## DESCRIPTION OF THE TASK
Transcribe nothing but the lines from the one with "OCR this image." to the end of the entries, both included, keeping each exact and leaving every picture out.

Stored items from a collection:
━━━━━━

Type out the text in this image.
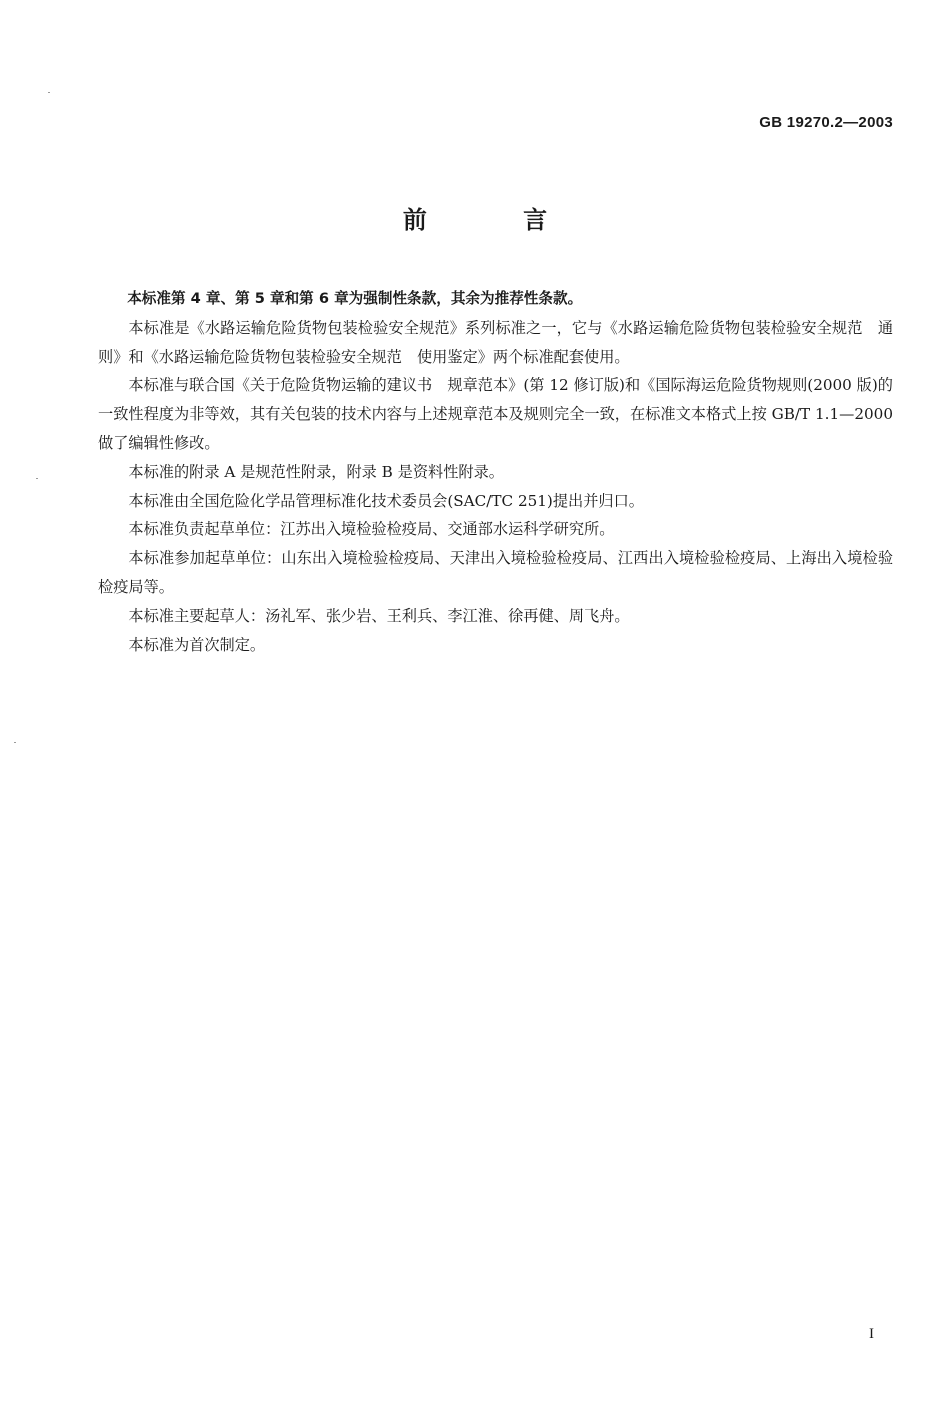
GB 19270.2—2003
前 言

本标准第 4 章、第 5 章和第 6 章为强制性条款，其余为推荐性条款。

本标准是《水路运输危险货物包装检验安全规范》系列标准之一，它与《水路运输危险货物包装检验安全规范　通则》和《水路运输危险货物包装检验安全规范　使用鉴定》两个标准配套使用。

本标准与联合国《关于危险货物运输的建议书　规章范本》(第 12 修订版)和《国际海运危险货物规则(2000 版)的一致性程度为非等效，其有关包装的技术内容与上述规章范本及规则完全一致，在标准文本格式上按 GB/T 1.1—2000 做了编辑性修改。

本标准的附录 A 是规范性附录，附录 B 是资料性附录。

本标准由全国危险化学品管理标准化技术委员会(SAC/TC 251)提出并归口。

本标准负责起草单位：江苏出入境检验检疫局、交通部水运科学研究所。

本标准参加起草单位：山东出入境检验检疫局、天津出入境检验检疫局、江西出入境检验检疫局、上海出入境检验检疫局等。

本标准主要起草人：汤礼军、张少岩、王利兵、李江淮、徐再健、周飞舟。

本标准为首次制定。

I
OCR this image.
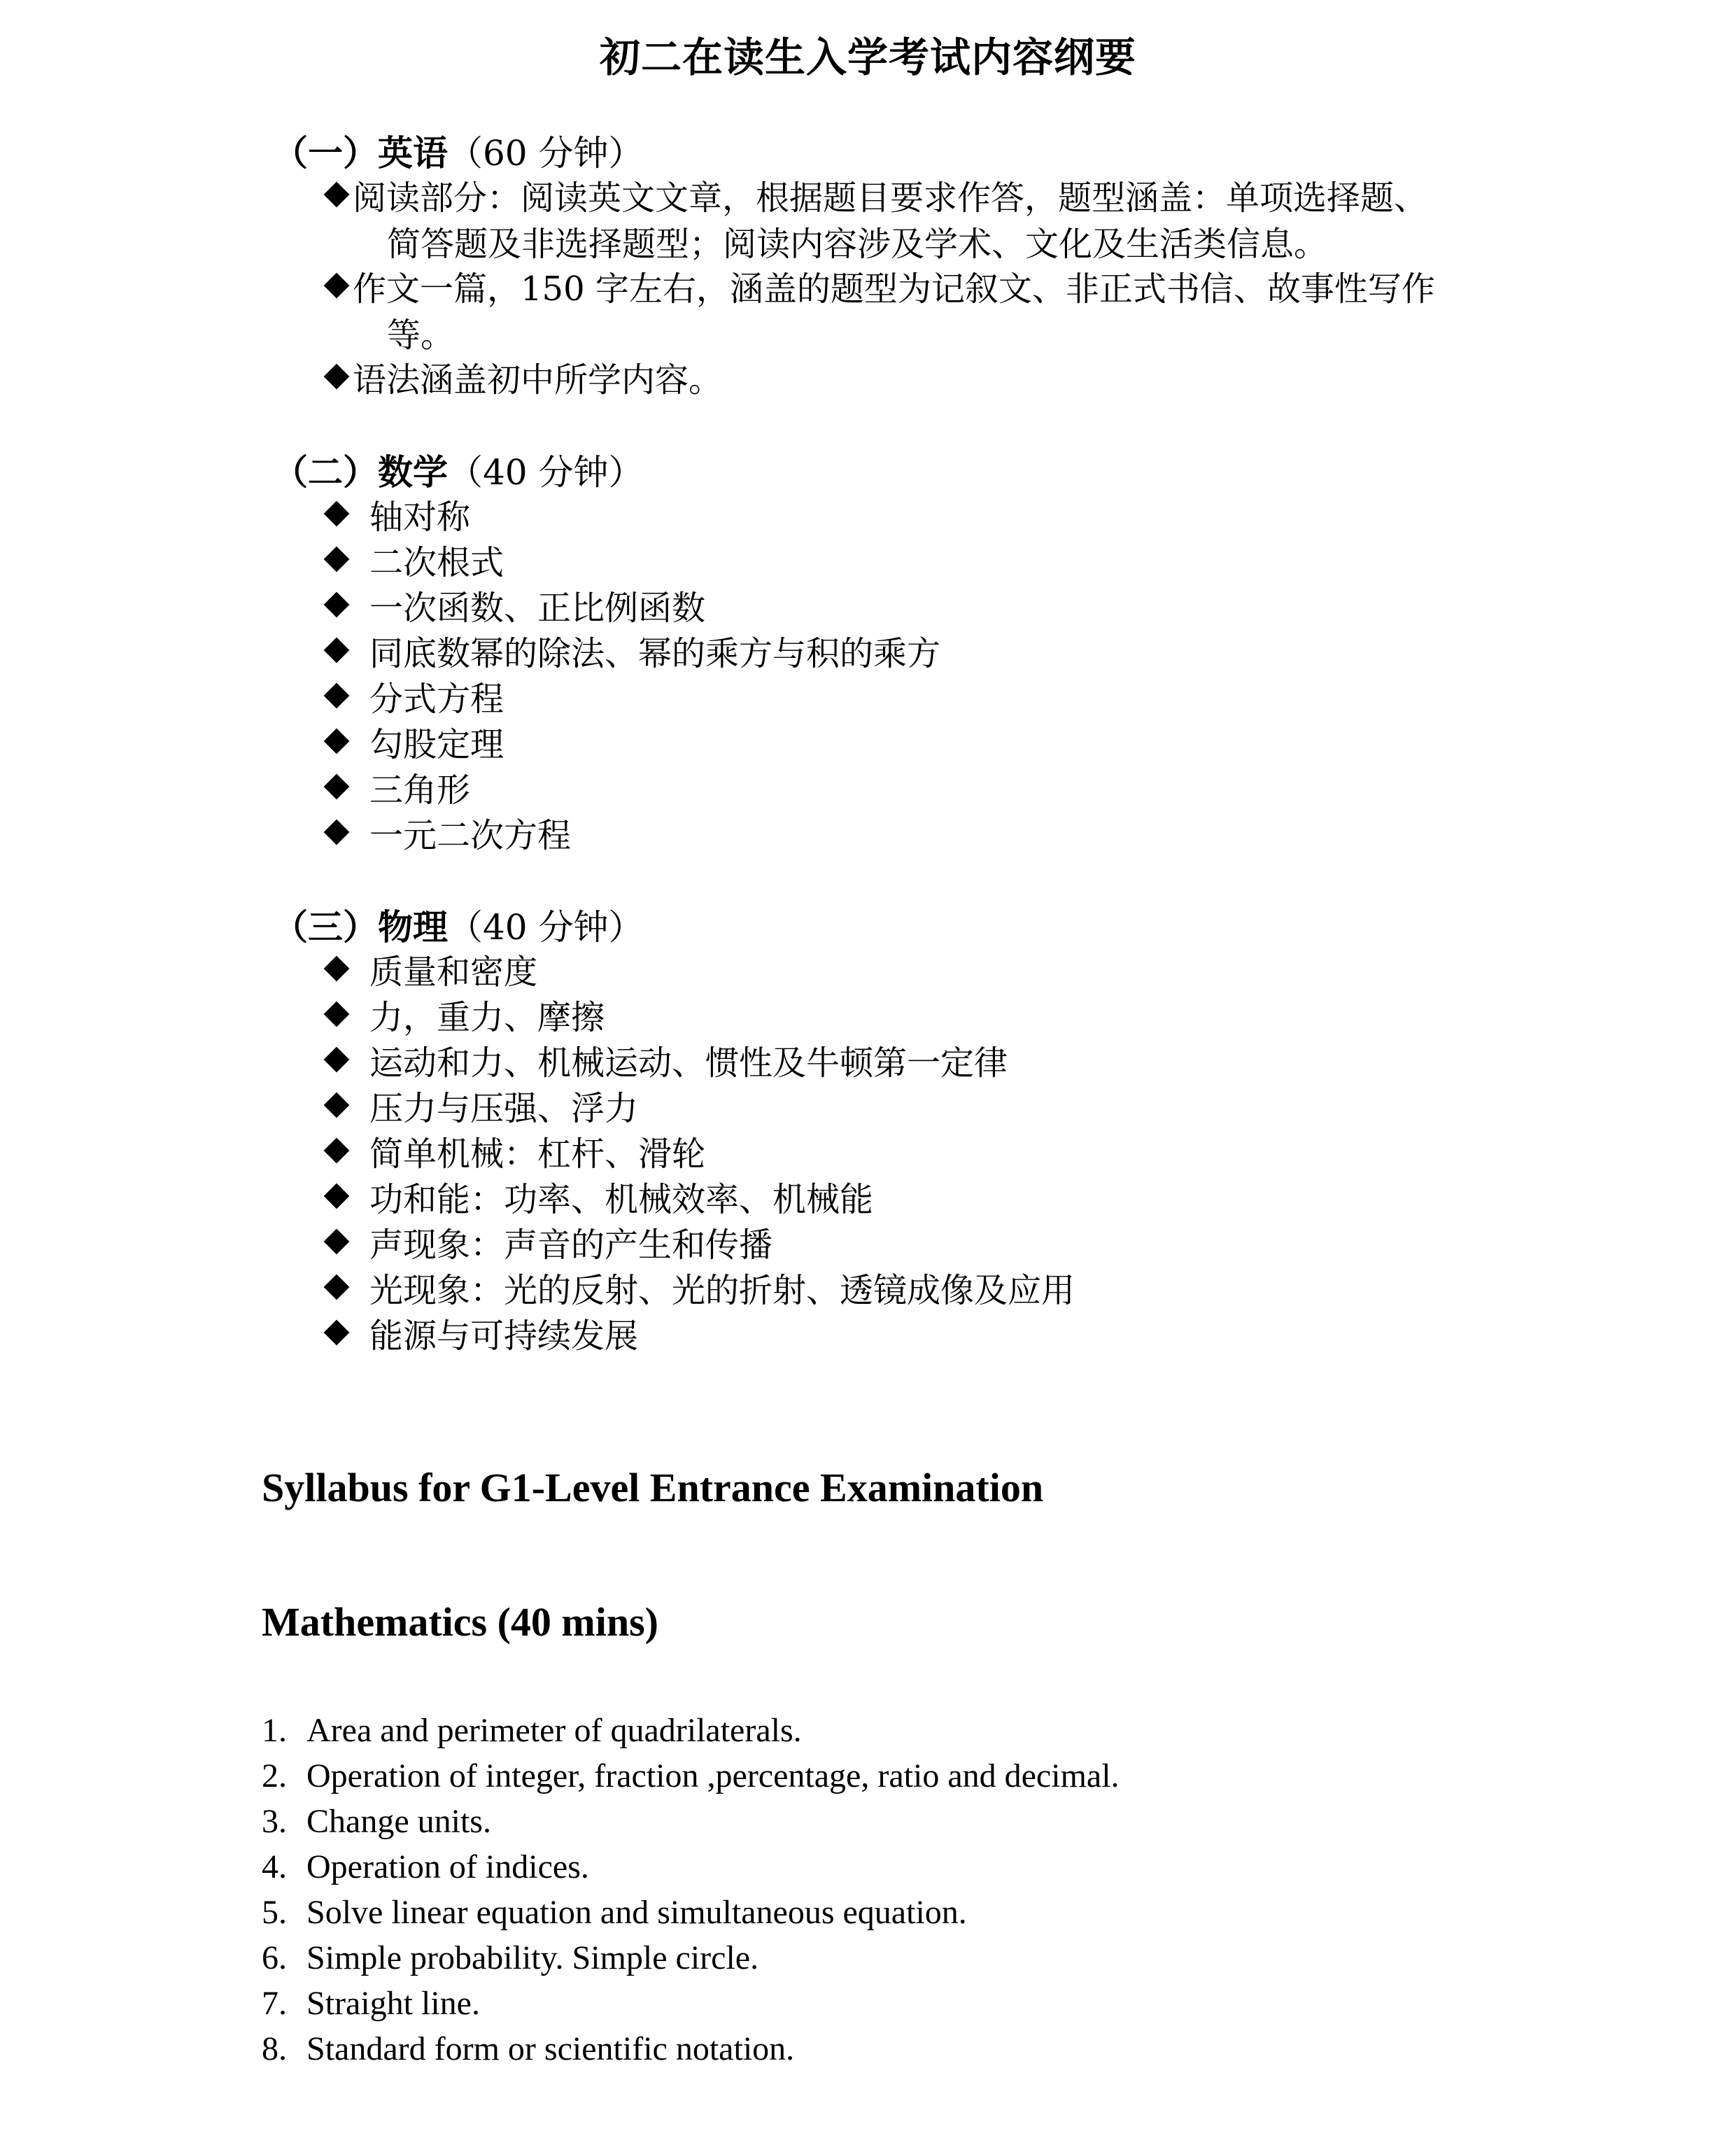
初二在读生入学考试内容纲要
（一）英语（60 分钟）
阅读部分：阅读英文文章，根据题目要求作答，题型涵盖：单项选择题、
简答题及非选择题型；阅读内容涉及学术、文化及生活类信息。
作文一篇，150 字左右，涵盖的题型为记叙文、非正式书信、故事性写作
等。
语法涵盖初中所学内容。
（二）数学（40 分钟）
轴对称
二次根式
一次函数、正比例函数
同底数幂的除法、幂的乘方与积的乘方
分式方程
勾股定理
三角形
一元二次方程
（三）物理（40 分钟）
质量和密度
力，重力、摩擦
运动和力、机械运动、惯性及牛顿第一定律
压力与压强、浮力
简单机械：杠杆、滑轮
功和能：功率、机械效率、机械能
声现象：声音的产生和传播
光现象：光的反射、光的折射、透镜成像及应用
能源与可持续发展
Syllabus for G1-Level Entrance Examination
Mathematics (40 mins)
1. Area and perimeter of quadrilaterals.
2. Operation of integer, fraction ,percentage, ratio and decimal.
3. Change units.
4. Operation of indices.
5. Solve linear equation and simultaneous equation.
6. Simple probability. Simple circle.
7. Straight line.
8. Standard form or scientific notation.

━━━━━━

## RESULT
OCR this image.
初二在读生入学考试内容纲要
（一）英语（60 分钟）
阅读部分：阅读英文文章，根据题目要求作答，题型涵盖：单项选择题、
简答题及非选择题型；阅读内容涉及学术、文化及生活类信息。
作文一篇，150 字左右，涵盖的题型为记叙文、非正式书信、故事性写作
等。
语法涵盖初中所学内容。
（二）数学（40 分钟）
轴对称
二次根式
一次函数、正比例函数
同底数幂的除法、幂的乘方与积的乘方
分式方程
勾股定理
三角形
一元二次方程
（三）物理（40 分钟）
质量和密度
力，重力、摩擦
运动和力、机械运动、惯性及牛顿第一定律
压力与压强、浮力
简单机械：杠杆、滑轮
功和能：功率、机械效率、机械能
声现象：声音的产生和传播
光现象：光的反射、光的折射、透镜成像及应用
能源与可持续发展
Syllabus for G1-Level Entrance Examination
Mathematics (40 mins)
1. Area and perimeter of quadrilaterals.
2. Operation of integer, fraction ,percentage, ratio and decimal.
3. Change units.
4. Operation of indices.
5. Solve linear equation and simultaneous equation.
6. Simple probability. Simple circle.
7. Straight line.
8. Standard form or scientific notation.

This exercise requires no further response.